TO BE DONE
Each entry below is to be extracted exactly.

INFORMATION SHOWN
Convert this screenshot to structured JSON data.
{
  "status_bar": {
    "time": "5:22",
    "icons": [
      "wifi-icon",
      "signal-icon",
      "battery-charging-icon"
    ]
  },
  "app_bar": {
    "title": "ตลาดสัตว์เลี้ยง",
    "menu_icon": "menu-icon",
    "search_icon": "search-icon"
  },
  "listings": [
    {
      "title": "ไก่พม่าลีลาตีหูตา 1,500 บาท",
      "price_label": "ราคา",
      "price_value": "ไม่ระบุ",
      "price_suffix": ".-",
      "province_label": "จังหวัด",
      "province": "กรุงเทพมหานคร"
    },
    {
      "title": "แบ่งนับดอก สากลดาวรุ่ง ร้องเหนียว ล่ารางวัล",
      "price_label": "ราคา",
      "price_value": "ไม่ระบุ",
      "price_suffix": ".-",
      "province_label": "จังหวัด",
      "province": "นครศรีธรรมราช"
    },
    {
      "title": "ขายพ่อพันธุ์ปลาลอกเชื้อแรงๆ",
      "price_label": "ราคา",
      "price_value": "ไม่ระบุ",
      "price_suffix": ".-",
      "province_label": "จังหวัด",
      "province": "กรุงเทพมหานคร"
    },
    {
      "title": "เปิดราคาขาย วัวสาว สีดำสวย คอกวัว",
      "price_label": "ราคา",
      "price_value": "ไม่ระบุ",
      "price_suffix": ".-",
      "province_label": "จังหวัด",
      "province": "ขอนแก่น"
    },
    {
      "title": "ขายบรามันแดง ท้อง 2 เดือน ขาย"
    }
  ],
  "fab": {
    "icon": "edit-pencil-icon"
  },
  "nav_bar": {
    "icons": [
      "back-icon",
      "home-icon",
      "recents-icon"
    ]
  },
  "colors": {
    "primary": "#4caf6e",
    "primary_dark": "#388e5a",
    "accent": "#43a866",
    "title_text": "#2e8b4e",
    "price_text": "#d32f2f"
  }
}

SOLUTION
Convert this screenshot to structured JSON data.
{
  "status_bar": {
    "time": "5:22",
    "icons": [
      "wifi-icon",
      "signal-icon",
      "battery-charging-icon"
    ]
  },
  "app_bar": {
    "title": "ตลาดสัตว์เลี้ยง",
    "menu_icon": "menu-icon",
    "search_icon": "search-icon"
  },
  "listings": [
    {
      "title": "ไก่พม่าลีลาตีหูตา 1,500 บาท",
      "price_label": "ราคา",
      "price_value": "ไม่ระบุ",
      "price_suffix": ".-",
      "province_label": "จังหวัด",
      "province": "กรุงเทพมหานคร"
    },
    {
      "title": "แบ่งนับดอก สากลดาวรุ่ง ร้องเหนียว ล่ารางวัล",
      "price_label": "ราคา",
      "price_value": "ไม่ระบุ",
      "price_suffix": ".-",
      "province_label": "จังหวัด",
      "province": "นครศรีธรรมราช"
    },
    {
      "title": "ขายพ่อพันธุ์ปลาลอกเชื้อแรงๆ",
      "price_label": "ราคา",
      "price_value": "ไม่ระบุ",
      "price_suffix": ".-",
      "province_label": "จังหวัด",
      "province": "กรุงเทพมหานคร"
    },
    {
      "title": "เปิดราคาขาย วัวสาว สีดำสวย คอกวัว",
      "price_label": "ราคา",
      "price_value": "ไม่ระบุ",
      "price_suffix": ".-",
      "province_label": "จังหวัด",
      "province": "ขอนแก่น"
    },
    {
      "title": "ขายบรามันแดง ท้อง 2 เดือน ขาย"
    }
  ],
  "fab": {
    "icon": "edit-pencil-icon"
  },
  "nav_bar": {
    "icons": [
      "back-icon",
      "home-icon",
      "recents-icon"
    ]
  },
  "colors": {
    "primary": "#4caf6e",
    "primary_dark": "#388e5a",
    "accent": "#43a866",
    "title_text": "#2e8b4e",
    "price_text": "#d32f2f"
  }
}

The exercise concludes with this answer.